DIV1 250pt

题意:给定一个正整数n(n <= 10^18),如果n = p^q,其中p为质数,q > 1,则返回vector<int> ans = {p, q},否则返回ans =  {}。

解法:首先,看到题的第一想法是,枚举p。而由于n的范围太大,O(10^9)的复杂度不能接受。又想到,如果题目的限制为q > 2,那么枚举的复杂度就降到了O(10^6),可以接受了。故得到算法,特判n可不可以表示成p ^ 2的形式(注意判定p是不是质数),然后再从1到10^6枚举看n能不能表示成p^q,其中q > 2。这样,问题能够得到解决,但是编码复杂度比较高,最后我写出来只拿到了160+分。

   然后看了题解,枚举q...因为10^18 < 2^60,所以q的范围小于60。然后枚举就行了。注意三点,一、枚举的方法可以直接用pow来对n开方,也可以二分,前者会涉及浮点数但是好写。二、枚举的过程中算多少次方不需要快速幂,直接算容易写而且时间复杂度够。三、计算过程中要注意会不会爆long long,如果快爆long long直接返回-1或者0。
*****
● **任务要求**
- a) 判断以下说法是否符合这篇质数幂判定题解:(i) 作者最初的写法拿到了满分;(ii) 题解采用的是枚举q的方法;(iii) 枚举时计算次方必须使用快速幂。每项回答"是"或"否",并原样引用题解中起决定作用的文字。
- b) 根据这篇质数幂判定题解,q的范围小于多少?
- c) 接着这篇质数幂判定题解的最后一句往下写。
*****
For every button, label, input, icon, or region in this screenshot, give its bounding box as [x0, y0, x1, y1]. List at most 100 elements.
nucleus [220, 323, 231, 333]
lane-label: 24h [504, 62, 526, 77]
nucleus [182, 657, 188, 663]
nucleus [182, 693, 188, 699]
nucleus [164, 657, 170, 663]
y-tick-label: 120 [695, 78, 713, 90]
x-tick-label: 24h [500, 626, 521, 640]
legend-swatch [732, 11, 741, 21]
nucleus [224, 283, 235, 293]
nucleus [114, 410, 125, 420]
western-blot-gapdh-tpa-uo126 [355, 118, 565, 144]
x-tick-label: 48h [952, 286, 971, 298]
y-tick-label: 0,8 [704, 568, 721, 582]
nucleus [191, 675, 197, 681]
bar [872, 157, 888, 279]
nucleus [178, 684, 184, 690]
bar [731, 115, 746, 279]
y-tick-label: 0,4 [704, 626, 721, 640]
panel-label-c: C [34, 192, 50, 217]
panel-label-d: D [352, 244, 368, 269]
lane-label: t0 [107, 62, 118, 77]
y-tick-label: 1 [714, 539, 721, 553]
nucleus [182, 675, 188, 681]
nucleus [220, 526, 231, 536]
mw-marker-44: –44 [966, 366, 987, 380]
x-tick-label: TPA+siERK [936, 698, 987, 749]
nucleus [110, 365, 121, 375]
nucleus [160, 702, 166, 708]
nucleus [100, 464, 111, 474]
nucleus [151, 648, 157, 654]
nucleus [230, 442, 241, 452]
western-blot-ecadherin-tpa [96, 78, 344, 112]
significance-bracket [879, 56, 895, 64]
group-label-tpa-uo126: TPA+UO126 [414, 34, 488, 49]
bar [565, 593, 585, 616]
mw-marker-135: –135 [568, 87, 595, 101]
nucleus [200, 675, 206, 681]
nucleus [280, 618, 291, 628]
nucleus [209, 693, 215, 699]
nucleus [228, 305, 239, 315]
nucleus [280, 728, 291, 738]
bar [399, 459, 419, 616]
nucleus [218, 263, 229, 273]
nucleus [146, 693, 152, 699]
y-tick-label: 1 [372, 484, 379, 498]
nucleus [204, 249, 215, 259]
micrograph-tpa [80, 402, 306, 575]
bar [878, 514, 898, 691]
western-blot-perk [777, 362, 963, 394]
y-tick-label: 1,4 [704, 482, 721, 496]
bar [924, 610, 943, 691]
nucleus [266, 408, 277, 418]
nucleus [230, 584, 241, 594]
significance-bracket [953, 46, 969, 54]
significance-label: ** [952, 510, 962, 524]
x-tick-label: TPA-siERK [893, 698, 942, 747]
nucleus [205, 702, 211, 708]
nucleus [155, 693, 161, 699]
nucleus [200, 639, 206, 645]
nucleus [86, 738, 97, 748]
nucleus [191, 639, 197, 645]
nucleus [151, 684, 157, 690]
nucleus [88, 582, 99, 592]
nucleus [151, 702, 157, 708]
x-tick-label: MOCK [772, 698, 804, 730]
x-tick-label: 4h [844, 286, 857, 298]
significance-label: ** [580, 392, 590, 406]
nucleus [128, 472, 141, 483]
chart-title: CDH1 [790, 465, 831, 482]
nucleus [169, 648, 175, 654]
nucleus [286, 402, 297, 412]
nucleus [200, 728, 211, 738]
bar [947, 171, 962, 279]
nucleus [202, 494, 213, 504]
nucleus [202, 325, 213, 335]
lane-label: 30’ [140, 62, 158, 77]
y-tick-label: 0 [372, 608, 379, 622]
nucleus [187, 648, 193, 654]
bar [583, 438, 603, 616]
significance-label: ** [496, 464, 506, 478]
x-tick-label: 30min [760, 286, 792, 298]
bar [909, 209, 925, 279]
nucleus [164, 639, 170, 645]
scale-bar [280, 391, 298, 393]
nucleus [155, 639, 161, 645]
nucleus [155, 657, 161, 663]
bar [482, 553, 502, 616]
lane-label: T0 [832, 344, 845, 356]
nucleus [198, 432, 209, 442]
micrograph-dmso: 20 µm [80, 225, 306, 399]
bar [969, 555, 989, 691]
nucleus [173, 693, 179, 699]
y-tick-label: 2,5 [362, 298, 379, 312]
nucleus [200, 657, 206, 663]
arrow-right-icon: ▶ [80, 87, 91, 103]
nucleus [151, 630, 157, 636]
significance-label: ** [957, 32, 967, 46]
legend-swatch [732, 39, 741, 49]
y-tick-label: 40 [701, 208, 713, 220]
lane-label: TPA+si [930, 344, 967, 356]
*****
● **参考答案**
- a)
(i) 否:"最后我写出来只拿到了160+分"
(ii) 是:"然后看了题解,枚举q"
(iii) 否:"算多少次方不需要快速幂"

- b) 小于60。

- c)
tag:math

解法一:

  1.  // BEGIN CUT HERE
  2.  /*
  3.   * Author:  plum rain
  4.   * score :
  5.   */
  6.  /*
  7.  
  8.   */
  9.  // END CUT HERE
  10.  #line 11 "StrongPrimePower.cpp"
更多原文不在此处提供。